#### To do:
Every line below that mentions the word "text" should be copied out.

#### Records to use:
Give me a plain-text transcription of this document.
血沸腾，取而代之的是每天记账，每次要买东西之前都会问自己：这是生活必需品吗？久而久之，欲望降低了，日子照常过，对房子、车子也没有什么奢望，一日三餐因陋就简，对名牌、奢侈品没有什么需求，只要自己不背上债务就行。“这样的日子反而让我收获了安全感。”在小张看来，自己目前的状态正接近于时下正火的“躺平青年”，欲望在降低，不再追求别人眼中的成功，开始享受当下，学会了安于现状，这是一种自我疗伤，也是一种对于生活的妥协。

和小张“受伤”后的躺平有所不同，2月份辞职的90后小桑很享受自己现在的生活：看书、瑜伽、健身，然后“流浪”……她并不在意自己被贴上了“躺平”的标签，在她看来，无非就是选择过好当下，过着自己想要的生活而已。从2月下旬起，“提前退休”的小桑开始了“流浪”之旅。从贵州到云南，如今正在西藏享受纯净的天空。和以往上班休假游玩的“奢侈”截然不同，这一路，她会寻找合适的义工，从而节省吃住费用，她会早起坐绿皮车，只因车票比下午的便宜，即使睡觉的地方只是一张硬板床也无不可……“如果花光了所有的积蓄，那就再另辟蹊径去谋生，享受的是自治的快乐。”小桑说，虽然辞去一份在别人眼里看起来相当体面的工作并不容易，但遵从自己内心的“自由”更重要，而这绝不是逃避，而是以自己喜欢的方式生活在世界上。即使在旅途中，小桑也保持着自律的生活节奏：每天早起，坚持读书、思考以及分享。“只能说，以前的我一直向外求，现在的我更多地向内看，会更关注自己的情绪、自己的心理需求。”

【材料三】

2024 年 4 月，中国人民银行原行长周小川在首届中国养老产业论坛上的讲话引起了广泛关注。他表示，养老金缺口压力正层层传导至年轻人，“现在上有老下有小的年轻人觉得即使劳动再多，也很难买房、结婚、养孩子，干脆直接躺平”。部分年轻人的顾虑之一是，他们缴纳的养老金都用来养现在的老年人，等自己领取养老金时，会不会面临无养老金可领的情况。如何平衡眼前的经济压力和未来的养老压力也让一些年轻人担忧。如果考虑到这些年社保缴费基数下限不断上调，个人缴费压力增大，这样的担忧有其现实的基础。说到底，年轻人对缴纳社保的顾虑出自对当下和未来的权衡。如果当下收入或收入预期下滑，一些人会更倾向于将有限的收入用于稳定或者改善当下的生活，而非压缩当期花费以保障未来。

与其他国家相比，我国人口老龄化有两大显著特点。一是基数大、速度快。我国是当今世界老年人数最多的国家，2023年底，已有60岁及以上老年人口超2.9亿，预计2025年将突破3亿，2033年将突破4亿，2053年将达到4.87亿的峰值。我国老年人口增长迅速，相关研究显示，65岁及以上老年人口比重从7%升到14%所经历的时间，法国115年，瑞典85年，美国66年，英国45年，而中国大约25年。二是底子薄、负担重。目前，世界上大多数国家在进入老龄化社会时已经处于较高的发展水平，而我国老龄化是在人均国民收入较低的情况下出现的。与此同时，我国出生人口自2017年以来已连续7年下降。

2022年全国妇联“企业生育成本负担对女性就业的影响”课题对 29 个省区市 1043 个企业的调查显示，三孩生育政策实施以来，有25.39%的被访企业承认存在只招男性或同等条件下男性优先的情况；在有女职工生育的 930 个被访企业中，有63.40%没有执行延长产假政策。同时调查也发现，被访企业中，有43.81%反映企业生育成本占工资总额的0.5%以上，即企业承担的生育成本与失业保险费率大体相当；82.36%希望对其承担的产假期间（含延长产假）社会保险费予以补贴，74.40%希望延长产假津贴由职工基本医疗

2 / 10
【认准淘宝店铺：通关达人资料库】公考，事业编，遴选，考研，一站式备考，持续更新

...

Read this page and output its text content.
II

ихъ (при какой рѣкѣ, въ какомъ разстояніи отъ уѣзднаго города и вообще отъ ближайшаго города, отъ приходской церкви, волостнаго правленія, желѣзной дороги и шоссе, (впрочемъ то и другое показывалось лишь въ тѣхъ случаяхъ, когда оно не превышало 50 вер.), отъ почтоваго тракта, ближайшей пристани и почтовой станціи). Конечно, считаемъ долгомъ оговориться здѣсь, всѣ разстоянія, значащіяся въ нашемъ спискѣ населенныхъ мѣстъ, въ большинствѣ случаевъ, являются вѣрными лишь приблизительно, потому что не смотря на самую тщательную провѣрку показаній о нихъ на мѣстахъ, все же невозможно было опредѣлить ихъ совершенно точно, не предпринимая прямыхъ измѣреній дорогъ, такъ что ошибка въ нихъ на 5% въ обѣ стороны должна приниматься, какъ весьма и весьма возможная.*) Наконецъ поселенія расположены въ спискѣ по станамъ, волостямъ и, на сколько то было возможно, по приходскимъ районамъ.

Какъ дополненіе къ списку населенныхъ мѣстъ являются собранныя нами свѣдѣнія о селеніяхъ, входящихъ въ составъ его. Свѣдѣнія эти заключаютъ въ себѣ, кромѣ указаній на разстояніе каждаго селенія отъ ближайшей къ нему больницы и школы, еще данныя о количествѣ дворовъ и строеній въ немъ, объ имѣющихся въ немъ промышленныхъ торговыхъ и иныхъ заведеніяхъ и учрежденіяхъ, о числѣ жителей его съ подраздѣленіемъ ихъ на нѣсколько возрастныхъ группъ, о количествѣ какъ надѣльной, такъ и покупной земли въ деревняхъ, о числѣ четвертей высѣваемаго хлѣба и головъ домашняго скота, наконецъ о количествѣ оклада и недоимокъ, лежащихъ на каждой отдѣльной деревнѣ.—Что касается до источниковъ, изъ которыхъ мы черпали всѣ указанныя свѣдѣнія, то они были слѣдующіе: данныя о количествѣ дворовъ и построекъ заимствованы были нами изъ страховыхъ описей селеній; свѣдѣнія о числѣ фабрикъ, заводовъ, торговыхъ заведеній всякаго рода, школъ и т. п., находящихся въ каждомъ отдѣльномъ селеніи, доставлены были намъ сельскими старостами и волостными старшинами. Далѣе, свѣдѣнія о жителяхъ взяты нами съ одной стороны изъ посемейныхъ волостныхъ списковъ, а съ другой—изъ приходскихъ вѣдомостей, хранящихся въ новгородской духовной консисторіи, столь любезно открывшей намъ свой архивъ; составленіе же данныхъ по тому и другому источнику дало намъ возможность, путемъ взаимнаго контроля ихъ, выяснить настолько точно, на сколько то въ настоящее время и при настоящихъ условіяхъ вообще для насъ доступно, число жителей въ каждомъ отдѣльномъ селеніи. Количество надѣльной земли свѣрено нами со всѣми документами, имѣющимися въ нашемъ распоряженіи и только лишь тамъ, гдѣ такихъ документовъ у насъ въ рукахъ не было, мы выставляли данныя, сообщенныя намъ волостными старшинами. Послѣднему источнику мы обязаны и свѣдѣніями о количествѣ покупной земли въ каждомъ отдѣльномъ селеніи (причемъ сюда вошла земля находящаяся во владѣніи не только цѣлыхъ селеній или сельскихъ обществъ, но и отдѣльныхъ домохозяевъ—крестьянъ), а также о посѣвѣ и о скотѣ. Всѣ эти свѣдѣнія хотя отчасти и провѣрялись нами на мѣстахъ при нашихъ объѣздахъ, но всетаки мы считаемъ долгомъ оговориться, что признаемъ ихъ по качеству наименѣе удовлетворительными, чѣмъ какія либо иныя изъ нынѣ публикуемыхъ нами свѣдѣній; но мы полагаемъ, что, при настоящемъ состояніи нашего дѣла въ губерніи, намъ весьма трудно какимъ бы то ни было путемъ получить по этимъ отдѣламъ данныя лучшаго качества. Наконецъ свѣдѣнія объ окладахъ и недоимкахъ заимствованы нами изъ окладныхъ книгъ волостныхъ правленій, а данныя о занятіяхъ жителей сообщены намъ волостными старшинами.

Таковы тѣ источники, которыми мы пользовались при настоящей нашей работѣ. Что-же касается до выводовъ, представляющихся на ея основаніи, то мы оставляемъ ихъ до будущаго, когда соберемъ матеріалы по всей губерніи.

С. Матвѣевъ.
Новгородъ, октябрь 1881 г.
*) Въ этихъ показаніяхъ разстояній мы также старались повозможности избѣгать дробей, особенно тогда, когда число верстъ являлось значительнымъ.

#### Result for this exercise:
Give me a plain-text transcription of this document.
Read this page and output its text content.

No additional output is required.